------ Provided data

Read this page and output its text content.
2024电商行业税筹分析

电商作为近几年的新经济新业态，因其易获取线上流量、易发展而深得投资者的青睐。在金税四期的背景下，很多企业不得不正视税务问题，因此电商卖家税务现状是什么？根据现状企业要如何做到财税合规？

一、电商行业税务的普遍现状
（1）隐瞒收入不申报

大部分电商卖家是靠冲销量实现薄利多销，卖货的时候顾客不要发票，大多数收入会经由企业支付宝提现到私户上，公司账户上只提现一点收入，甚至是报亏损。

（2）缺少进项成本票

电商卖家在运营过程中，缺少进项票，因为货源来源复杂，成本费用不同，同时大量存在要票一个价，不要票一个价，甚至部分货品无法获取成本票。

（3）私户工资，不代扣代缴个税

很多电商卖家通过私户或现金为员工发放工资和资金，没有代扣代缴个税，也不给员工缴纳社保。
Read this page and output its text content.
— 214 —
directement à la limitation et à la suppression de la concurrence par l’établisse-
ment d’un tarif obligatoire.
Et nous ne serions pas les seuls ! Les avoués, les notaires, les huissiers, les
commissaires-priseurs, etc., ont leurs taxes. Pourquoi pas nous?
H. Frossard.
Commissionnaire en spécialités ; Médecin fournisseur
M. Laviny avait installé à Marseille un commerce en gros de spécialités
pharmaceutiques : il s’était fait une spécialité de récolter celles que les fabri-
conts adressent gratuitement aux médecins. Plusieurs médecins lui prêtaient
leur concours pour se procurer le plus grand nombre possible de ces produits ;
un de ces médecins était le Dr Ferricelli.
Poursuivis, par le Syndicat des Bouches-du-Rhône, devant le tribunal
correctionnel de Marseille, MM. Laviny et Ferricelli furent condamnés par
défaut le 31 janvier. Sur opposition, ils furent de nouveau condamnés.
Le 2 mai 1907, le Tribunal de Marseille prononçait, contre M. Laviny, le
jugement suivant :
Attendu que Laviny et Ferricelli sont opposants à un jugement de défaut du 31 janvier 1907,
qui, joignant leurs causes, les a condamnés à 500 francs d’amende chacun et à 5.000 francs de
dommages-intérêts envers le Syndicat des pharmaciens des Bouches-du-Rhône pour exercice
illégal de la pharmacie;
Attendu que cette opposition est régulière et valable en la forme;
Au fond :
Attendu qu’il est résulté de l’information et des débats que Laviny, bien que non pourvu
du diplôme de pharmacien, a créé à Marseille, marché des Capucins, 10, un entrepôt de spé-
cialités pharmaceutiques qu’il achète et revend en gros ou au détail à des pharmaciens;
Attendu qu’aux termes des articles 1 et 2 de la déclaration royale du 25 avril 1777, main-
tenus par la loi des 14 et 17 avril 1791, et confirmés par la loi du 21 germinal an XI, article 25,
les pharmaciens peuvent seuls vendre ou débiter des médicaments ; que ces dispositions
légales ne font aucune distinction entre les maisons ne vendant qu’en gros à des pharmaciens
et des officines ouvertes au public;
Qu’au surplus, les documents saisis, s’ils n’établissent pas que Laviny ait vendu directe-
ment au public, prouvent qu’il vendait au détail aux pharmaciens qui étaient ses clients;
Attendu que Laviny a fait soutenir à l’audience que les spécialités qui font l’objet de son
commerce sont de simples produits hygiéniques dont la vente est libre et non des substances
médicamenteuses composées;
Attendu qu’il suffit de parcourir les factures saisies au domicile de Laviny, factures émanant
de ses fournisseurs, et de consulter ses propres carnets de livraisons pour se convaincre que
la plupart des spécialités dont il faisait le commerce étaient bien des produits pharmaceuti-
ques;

------------

## To do
Check each line of the records above for "spécialités", and copy those that have it.

## Correct response
Commissionnaire en spécialités ; Médecin fournisseur
M. Laviny avait installé à Marseille un commerce en gros de spécialités
Attendu que Laviny a fait soutenir à l’audience que les spécialités qui font l’objet de son
la plupart des spécialités dont il faisait le commerce étaient bien des produits pharmaceuti-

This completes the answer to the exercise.